(Dataset items)
******

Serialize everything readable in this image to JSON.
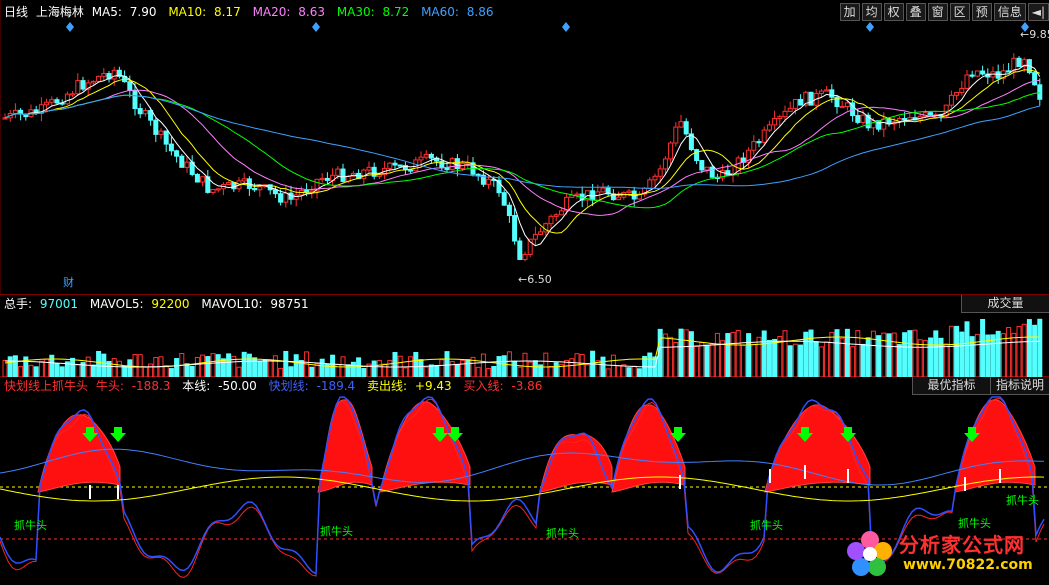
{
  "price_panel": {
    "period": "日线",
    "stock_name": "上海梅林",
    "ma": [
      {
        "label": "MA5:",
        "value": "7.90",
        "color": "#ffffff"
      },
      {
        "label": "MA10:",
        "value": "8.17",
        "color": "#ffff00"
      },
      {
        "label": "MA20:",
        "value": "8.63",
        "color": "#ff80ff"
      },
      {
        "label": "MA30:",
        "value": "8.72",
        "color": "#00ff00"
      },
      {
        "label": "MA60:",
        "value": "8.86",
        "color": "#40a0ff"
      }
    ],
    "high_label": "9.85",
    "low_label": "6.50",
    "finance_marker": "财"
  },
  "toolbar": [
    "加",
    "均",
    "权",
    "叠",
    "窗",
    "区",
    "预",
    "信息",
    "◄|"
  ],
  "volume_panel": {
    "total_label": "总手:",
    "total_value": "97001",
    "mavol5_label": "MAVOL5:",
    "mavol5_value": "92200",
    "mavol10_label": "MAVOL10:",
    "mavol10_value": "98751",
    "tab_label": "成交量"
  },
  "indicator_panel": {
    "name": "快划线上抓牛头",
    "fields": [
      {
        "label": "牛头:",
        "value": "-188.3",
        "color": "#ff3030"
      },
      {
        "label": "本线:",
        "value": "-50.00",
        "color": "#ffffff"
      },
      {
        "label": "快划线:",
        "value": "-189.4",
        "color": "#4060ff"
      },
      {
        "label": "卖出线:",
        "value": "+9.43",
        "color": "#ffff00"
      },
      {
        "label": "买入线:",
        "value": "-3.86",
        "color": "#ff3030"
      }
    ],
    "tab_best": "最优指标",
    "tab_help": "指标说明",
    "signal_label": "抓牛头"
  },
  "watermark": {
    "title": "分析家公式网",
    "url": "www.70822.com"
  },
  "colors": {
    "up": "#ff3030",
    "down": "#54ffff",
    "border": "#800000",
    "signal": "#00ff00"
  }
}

******

- [What is asked]: All the records need to be repeated exactly, with the images dropped.

- [Exercise output]:
Serialize everything readable in this image to JSON.
{
  "price_panel": {
    "period": "日线",
    "stock_name": "上海梅林",
    "ma": [
      {
        "label": "MA5:",
        "value": "7.90",
        "color": "#ffffff"
      },
      {
        "label": "MA10:",
        "value": "8.17",
        "color": "#ffff00"
      },
      {
        "label": "MA20:",
        "value": "8.63",
        "color": "#ff80ff"
      },
      {
        "label": "MA30:",
        "value": "8.72",
        "color": "#00ff00"
      },
      {
        "label": "MA60:",
        "value": "8.86",
        "color": "#40a0ff"
      }
    ],
    "high_label": "9.85",
    "low_label": "6.50",
    "finance_marker": "财"
  },
  "toolbar": [
    "加",
    "均",
    "权",
    "叠",
    "窗",
    "区",
    "预",
    "信息",
    "◄|"
  ],
  "volume_panel": {
    "total_label": "总手:",
    "total_value": "97001",
    "mavol5_label": "MAVOL5:",
    "mavol5_value": "92200",
    "mavol10_label": "MAVOL10:",
    "mavol10_value": "98751",
    "tab_label": "成交量"
  },
  "indicator_panel": {
    "name": "快划线上抓牛头",
    "fields": [
      {
        "label": "牛头:",
        "value": "-188.3",
        "color": "#ff3030"
      },
      {
        "label": "本线:",
        "value": "-50.00",
        "color": "#ffffff"
      },
      {
        "label": "快划线:",
        "value": "-189.4",
        "color": "#4060ff"
      },
      {
        "label": "卖出线:",
        "value": "+9.43",
        "color": "#ffff00"
      },
      {
        "label": "买入线:",
        "value": "-3.86",
        "color": "#ff3030"
      }
    ],
    "tab_best": "最优指标",
    "tab_help": "指标说明",
    "signal_label": "抓牛头"
  },
  "watermark": {
    "title": "分析家公式网",
    "url": "www.70822.com"
  },
  "colors": {
    "up": "#ff3030",
    "down": "#54ffff",
    "border": "#800000",
    "signal": "#00ff00"
  }
}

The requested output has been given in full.